Short task:
From the listing below, extract every line containing "Qudamah".

Excerpted records:

###

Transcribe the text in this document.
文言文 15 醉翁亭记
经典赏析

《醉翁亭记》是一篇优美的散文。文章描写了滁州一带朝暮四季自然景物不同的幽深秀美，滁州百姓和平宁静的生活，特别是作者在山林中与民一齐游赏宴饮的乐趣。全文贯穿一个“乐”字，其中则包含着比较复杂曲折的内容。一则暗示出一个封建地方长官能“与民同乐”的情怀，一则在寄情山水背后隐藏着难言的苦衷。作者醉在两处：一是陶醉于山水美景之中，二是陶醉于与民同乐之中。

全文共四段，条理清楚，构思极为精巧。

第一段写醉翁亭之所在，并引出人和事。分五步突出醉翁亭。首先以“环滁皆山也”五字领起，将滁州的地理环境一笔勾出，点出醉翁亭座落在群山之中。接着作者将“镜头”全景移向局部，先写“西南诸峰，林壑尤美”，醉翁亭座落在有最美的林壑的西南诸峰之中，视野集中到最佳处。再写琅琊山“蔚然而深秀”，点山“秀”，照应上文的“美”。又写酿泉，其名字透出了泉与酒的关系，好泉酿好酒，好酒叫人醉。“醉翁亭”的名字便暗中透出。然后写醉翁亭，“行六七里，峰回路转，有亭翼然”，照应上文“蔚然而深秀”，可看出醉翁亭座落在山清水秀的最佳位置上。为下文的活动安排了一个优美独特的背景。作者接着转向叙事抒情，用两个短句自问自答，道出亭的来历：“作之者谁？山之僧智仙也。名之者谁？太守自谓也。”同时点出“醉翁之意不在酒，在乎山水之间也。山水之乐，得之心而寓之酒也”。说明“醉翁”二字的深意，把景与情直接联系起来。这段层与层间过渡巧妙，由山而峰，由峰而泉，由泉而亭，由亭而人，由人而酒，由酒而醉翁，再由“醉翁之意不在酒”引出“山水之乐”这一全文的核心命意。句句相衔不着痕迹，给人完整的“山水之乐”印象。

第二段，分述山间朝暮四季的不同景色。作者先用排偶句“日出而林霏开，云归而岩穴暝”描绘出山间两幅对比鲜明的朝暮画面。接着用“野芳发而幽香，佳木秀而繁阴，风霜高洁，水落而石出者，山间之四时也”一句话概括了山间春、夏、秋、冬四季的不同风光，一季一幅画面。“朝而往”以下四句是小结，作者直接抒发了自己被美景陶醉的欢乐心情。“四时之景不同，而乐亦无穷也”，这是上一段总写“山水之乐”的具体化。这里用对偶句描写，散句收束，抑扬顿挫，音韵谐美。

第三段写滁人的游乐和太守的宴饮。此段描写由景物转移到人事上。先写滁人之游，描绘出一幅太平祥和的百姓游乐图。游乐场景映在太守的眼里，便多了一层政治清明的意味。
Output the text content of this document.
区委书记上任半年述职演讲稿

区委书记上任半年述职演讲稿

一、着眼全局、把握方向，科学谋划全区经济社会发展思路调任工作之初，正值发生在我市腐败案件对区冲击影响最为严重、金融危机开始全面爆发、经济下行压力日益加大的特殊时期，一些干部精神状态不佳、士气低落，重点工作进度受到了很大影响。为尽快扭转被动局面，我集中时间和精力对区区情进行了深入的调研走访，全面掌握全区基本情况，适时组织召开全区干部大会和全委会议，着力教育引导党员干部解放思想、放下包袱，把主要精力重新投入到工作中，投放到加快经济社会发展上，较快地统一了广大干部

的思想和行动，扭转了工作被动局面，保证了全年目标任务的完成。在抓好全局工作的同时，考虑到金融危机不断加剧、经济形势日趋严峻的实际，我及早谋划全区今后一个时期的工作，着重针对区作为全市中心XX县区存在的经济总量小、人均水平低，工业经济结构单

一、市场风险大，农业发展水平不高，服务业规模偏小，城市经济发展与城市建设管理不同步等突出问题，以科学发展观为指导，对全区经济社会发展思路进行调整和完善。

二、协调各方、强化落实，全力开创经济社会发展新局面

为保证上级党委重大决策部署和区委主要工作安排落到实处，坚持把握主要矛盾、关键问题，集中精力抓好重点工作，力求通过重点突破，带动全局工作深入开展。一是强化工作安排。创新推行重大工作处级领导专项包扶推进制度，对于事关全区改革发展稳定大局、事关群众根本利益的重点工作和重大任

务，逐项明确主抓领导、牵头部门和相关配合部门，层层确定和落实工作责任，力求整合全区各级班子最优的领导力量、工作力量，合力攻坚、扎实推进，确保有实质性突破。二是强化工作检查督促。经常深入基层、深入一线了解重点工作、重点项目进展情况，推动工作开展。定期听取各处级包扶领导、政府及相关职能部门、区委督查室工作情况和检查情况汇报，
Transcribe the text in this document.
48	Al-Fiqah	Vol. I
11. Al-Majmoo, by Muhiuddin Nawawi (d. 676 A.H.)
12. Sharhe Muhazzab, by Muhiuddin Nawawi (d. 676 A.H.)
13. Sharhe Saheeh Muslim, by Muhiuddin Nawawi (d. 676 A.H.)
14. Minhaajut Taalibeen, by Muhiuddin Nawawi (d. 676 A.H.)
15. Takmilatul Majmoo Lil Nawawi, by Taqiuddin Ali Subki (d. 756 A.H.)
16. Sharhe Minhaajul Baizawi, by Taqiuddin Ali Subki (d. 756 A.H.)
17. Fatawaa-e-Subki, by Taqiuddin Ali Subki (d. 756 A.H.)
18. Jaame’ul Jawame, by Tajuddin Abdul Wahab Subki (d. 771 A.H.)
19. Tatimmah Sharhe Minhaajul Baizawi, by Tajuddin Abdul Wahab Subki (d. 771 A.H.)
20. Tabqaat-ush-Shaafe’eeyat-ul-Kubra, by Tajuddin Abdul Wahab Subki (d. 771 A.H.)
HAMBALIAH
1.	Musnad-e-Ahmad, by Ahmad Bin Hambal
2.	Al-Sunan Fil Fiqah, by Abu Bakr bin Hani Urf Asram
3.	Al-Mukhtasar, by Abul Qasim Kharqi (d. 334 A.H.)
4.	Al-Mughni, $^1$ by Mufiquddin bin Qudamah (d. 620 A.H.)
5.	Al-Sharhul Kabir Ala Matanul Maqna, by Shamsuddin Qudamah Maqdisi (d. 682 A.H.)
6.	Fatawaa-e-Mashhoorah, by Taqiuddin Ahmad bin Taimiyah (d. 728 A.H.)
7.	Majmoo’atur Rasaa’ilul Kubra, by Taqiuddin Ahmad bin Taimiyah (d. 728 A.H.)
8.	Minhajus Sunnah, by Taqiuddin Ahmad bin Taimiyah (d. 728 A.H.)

###

Response:
4.	Al-Mughni, $^1$ by Mufiquddin bin Qudamah (d. 620 A.H.)
5.	Al-Sharhul Kabir Ala Matanul Maqna, by Shamsuddin Qudamah Maqdisi (d. 682 A.H.)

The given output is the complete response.